■ Problem to solve
Extract the whole listing as it stands. Do not include the pictures.

"""

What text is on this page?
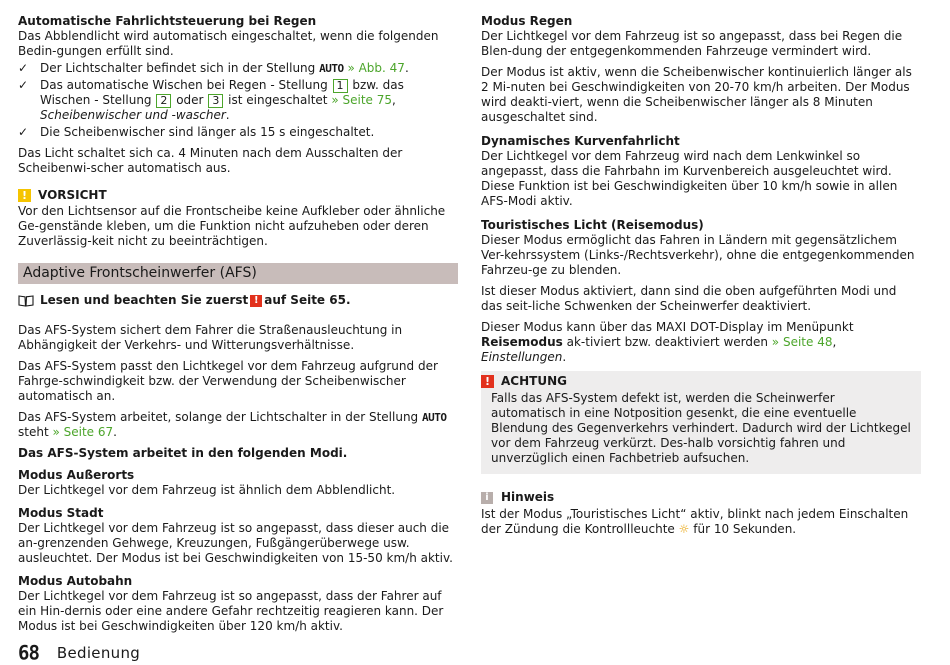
Automatische Fahrlichtsteuerung bei Regen

Das Abblendlicht wird automatisch eingeschaltet, wenn die folgenden Bedin-gungen erfüllt sind.

✓ Der Lichtschalter befindet sich in der Stellung AUTO » Abb. 47.
✓ Das automatische Wischen bei Regen - Stellung 1 bzw. das Wischen - Stellung 2 oder 3 ist eingeschaltet » Seite 75, Scheibenwischer und -wascher.
✓ Die Scheibenwischer sind länger als 15 s eingeschaltet.

Das Licht schaltet sich ca. 4 Minuten nach dem Ausschalten der Scheibenwi-scher automatisch aus.

! VORSICHT

Vor den Lichtsensor auf die Frontscheibe keine Aufkleber oder ähnliche Ge-genstände kleben, um die Funktion nicht aufzuheben oder deren Zuverlässig-keit nicht zu beeinträchtigen.

Adaptive Frontscheinwerfer (AFS)
Lesen und beachten Sie zuerst ! auf Seite 65.

Das AFS-System sichert dem Fahrer die Straßenausleuchtung in Abhängigkeit der Verkehrs- und Witterungsverhältnisse.

Das AFS-System passt den Lichtkegel vor dem Fahrzeug aufgrund der Fahrge-schwindigkeit bzw. der Verwendung der Scheibenwischer automatisch an.

Das AFS-System arbeitet, solange der Lichtschalter in der Stellung AUTO steht » Seite 67.

Das AFS-System arbeitet in den folgenden Modi.

Modus Außerorts

Der Lichtkegel vor dem Fahrzeug ist ähnlich dem Abblendlicht.

Modus Stadt

Der Lichtkegel vor dem Fahrzeug ist so angepasst, dass dieser auch die an-grenzenden Gehwege, Kreuzungen, Fußgängerüberwege usw. ausleuchtet. Der Modus ist bei Geschwindigkeiten von 15-50 km/h aktiv.

Modus Autobahn

Der Lichtkegel vor dem Fahrzeug ist so angepasst, dass der Fahrer auf ein Hin-dernis oder eine andere Gefahr rechtzeitig reagieren kann. Der Modus ist bei Geschwindigkeiten über 120 km/h aktiv.

Modus Regen

Der Lichtkegel vor dem Fahrzeug ist so angepasst, dass bei Regen die Blen-dung der entgegenkommenden Fahrzeuge vermindert wird.

Der Modus ist aktiv, wenn die Scheibenwischer kontinuierlich länger als 2 Mi-nuten bei Geschwindigkeiten von 20-70 km/h arbeiten. Der Modus wird deakti-viert, wenn die Scheibenwischer länger als 8 Minuten ausgeschaltet sind.

Dynamisches Kurvenfahrlicht

Der Lichtkegel vor dem Fahrzeug wird nach dem Lenkwinkel so angepasst, dass die Fahrbahn im Kurvenbereich ausgeleuchtet wird. Diese Funktion ist bei Geschwindigkeiten über 10 km/h sowie in allen AFS-Modi aktiv.

Touristisches Licht (Reisemodus)

Dieser Modus ermöglicht das Fahren in Ländern mit gegensätzlichem Ver-kehrssystem (Links-/Rechtsverkehr), ohne die entgegenkommenden Fahrzeu-ge zu blenden.

Ist dieser Modus aktiviert, dann sind die oben aufgeführten Modi und das seit-liche Schwenken der Scheinwerfer deaktiviert.

Dieser Modus kann über das MAXI DOT-Display im Menüpunkt Reisemodus ak-tiviert bzw. deaktiviert werden » Seite 48, Einstellungen.

! ACHTUNG
Falls das AFS-System defekt ist, werden die Scheinwerfer automatisch in eine Notposition gesenkt, die eine eventuelle Blendung des Gegenverkehrs verhindert. Dadurch wird der Lichtkegel vor dem Fahrzeug verkürzt. Des-halb vorsichtig fahren und unverzüglich einen Fachbetrieb aufsuchen.
i	Hinweis

Ist der Modus „Touristisches Licht“ aktiv, blinkt nach jedem Einschalten der Zündung die Kontrollleuchte ☼ für 10 Sekunden.

68 Bedienung
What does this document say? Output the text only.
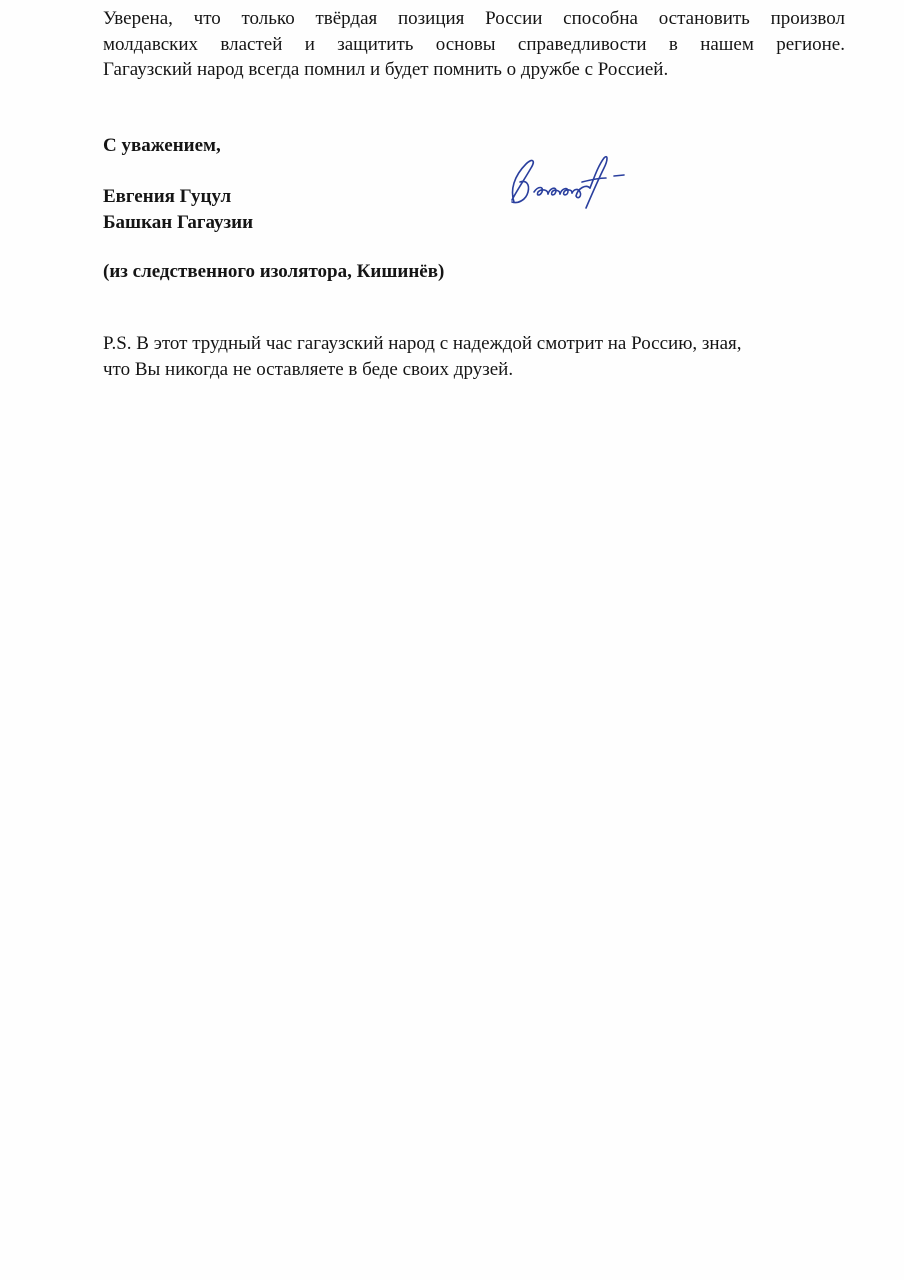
Уверена, что только твёрдая позиция России способна остановить произвол
молдавских властей и защитить основы справедливости в нашем регионе.
Гагаузский народ всегда помнил и будет помнить о дружбе с Россией.

С уважением,

Евгения Гуцул
Башкан Гагаузии

(из следственного изолятора, Кишинёв)

P.S. В этот трудный час гагаузский народ с надеждой смотрит на Россию, зная,
что Вы никогда не оставляете в беде своих друзей.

"""

■ Solved problem
What text is on this page?
Automatische Fahrlichtsteuerung bei Regen

Das Abblendlicht wird automatisch eingeschaltet, wenn die folgenden Bedin-gungen erfüllt sind.

✓ Der Lichtschalter befindet sich in der Stellung AUTO » Abb. 47.
✓ Das automatische Wischen bei Regen - Stellung 1 bzw. das Wischen - Stellung 2 oder 3 ist eingeschaltet » Seite 75, Scheibenwischer und -wascher.
✓ Die Scheibenwischer sind länger als 15 s eingeschaltet.

Das Licht schaltet sich ca. 4 Minuten nach dem Ausschalten der Scheibenwi-scher automatisch aus.

! VORSICHT

Vor den Lichtsensor auf die Frontscheibe keine Aufkleber oder ähnliche Ge-genstände kleben, um die Funktion nicht aufzuheben oder deren Zuverlässig-keit nicht zu beeinträchtigen.

Adaptive Frontscheinwerfer (AFS)
Lesen und beachten Sie zuerst ! auf Seite 65.

Das AFS-System sichert dem Fahrer die Straßenausleuchtung in Abhängigkeit der Verkehrs- und Witterungsverhältnisse.

Das AFS-System passt den Lichtkegel vor dem Fahrzeug aufgrund der Fahrge-schwindigkeit bzw. der Verwendung der Scheibenwischer automatisch an.

Das AFS-System arbeitet, solange der Lichtschalter in der Stellung AUTO steht » Seite 67.

Das AFS-System arbeitet in den folgenden Modi.

Modus Außerorts

Der Lichtkegel vor dem Fahrzeug ist ähnlich dem Abblendlicht.

Modus Stadt

Der Lichtkegel vor dem Fahrzeug ist so angepasst, dass dieser auch die an-grenzenden Gehwege, Kreuzungen, Fußgängerüberwege usw. ausleuchtet. Der Modus ist bei Geschwindigkeiten von 15-50 km/h aktiv.

Modus Autobahn

Der Lichtkegel vor dem Fahrzeug ist so angepasst, dass der Fahrer auf ein Hin-dernis oder eine andere Gefahr rechtzeitig reagieren kann. Der Modus ist bei Geschwindigkeiten über 120 km/h aktiv.

Modus Regen

Der Lichtkegel vor dem Fahrzeug ist so angepasst, dass bei Regen die Blen-dung der entgegenkommenden Fahrzeuge vermindert wird.

Der Modus ist aktiv, wenn die Scheibenwischer kontinuierlich länger als 2 Mi-nuten bei Geschwindigkeiten von 20-70 km/h arbeiten. Der Modus wird deakti-viert, wenn die Scheibenwischer länger als 8 Minuten ausgeschaltet sind.

Dynamisches Kurvenfahrlicht

Der Lichtkegel vor dem Fahrzeug wird nach dem Lenkwinkel so angepasst, dass die Fahrbahn im Kurvenbereich ausgeleuchtet wird. Diese Funktion ist bei Geschwindigkeiten über 10 km/h sowie in allen AFS-Modi aktiv.

Touristisches Licht (Reisemodus)

Dieser Modus ermöglicht das Fahren in Ländern mit gegensätzlichem Ver-kehrssystem (Links-/Rechtsverkehr), ohne die entgegenkommenden Fahrzeu-ge zu blenden.

Ist dieser Modus aktiviert, dann sind die oben aufgeführten Modi und das seit-liche Schwenken der Scheinwerfer deaktiviert.

Dieser Modus kann über das MAXI DOT-Display im Menüpunkt Reisemodus ak-tiviert bzw. deaktiviert werden » Seite 48, Einstellungen.

! ACHTUNG
Falls das AFS-System defekt ist, werden die Scheinwerfer automatisch in eine Notposition gesenkt, die eine eventuelle Blendung des Gegenverkehrs verhindert. Dadurch wird der Lichtkegel vor dem Fahrzeug verkürzt. Des-halb vorsichtig fahren und unverzüglich einen Fachbetrieb aufsuchen.
i	Hinweis

Ist der Modus „Touristisches Licht“ aktiv, blinkt nach jedem Einschalten der Zündung die Kontrollleuchte ☼ für 10 Sekunden.

68 Bedienung
What does this document say? Output the text only.
Уверена, что только твёрдая позиция России способна остановить произвол
молдавских властей и защитить основы справедливости в нашем регионе.
Гагаузский народ всегда помнил и будет помнить о дружбе с Россией.

С уважением,

Евгения Гуцул
Башкан Гагаузии

(из следственного изолятора, Кишинёв)

P.S. В этот трудный час гагаузский народ с надеждой смотрит на Россию, зная,
что Вы никогда не оставляете в беде своих друзей.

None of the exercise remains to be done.